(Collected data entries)
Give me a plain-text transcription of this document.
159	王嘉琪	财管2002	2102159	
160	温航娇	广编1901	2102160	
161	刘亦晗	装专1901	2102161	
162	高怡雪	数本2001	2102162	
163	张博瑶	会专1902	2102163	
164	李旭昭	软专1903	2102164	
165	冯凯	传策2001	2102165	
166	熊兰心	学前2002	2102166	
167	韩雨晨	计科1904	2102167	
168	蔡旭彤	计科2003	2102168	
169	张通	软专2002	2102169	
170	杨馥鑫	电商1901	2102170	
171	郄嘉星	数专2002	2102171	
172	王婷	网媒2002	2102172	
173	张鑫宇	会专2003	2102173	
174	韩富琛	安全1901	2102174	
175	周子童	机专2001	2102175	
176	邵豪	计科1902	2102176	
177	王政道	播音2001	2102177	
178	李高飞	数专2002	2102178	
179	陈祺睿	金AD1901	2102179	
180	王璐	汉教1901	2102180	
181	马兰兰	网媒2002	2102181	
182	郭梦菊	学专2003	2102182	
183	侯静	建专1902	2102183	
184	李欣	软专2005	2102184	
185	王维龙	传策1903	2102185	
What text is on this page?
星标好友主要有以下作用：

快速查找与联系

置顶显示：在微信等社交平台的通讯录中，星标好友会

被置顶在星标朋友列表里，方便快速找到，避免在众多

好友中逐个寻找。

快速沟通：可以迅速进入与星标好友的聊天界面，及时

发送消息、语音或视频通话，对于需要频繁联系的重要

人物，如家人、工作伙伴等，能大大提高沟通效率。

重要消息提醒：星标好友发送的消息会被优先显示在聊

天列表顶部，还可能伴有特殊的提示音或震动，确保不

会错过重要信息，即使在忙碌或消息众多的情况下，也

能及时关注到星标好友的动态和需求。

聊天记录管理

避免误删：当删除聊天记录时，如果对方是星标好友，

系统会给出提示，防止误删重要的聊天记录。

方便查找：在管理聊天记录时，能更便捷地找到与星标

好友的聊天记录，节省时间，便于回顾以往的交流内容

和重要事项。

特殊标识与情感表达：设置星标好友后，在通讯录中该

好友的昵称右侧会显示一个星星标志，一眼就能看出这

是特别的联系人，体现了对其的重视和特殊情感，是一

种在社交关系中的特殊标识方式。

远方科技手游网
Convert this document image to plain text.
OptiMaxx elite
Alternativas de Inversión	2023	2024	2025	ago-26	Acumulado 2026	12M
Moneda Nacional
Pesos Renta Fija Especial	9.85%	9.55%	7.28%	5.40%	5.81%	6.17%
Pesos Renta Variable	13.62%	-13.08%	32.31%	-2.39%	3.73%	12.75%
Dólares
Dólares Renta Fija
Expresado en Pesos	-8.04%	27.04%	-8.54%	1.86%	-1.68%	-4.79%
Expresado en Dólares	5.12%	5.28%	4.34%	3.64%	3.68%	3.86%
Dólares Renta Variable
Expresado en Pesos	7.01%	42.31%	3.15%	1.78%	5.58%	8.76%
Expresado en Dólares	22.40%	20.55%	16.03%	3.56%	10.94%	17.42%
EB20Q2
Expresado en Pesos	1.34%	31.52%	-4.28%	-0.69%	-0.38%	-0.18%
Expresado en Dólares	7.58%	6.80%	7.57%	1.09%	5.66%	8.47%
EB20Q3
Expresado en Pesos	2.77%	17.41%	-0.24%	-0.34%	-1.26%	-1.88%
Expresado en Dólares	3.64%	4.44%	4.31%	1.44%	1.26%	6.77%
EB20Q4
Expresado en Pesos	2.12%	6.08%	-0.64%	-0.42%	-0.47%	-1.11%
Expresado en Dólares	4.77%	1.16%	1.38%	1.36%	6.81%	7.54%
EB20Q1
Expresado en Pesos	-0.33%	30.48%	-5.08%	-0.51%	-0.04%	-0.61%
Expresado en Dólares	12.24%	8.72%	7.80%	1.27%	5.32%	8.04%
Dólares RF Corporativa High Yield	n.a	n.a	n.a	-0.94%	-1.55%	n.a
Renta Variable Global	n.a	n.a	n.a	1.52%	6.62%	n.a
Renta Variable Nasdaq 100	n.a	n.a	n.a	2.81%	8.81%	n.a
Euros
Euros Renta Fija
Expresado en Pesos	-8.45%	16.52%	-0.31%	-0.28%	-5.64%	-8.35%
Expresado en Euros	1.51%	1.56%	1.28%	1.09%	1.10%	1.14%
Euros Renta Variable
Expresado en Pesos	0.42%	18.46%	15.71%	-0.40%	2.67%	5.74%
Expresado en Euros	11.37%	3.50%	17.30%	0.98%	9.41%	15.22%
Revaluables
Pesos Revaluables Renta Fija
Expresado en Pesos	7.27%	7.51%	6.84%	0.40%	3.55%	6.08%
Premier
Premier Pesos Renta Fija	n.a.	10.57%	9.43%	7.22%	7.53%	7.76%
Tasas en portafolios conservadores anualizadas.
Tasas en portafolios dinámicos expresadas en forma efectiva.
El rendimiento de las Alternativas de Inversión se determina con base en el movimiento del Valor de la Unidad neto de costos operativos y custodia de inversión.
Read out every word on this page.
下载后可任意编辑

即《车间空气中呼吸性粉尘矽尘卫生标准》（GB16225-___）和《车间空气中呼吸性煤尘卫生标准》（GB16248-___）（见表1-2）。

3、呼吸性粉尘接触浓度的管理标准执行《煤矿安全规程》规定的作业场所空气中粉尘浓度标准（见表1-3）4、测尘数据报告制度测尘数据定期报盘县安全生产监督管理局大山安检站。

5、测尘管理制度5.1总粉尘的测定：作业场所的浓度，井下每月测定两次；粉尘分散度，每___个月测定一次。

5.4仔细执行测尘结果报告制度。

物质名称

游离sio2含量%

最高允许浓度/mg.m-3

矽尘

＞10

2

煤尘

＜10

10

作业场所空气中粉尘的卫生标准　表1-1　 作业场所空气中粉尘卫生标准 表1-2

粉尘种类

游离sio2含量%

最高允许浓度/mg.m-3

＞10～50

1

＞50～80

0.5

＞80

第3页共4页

### WHAT YOU ARE ASKED TO DO
Search the lines above for the string "Renta", then show every one that has it.

### SOLUTION TO THIS PROBLEM
Pesos Renta Fija Especial	9.85%	9.55%	7.28%	5.40%	5.81%	6.17%
Pesos Renta Variable	13.62%	-13.08%	32.31%	-2.39%	3.73%	12.75%
Dólares Renta Fija
Dólares Renta Variable
Renta Variable Global	n.a	n.a	n.a	1.52%	6.62%	n.a
Renta Variable Nasdaq 100	n.a	n.a	n.a	2.81%	8.81%	n.a
Euros Renta Fija
Euros Renta Variable
Pesos Revaluables Renta Fija
Premier Pesos Renta Fija	n.a.	10.57%	9.43%	7.22%	7.53%	7.76%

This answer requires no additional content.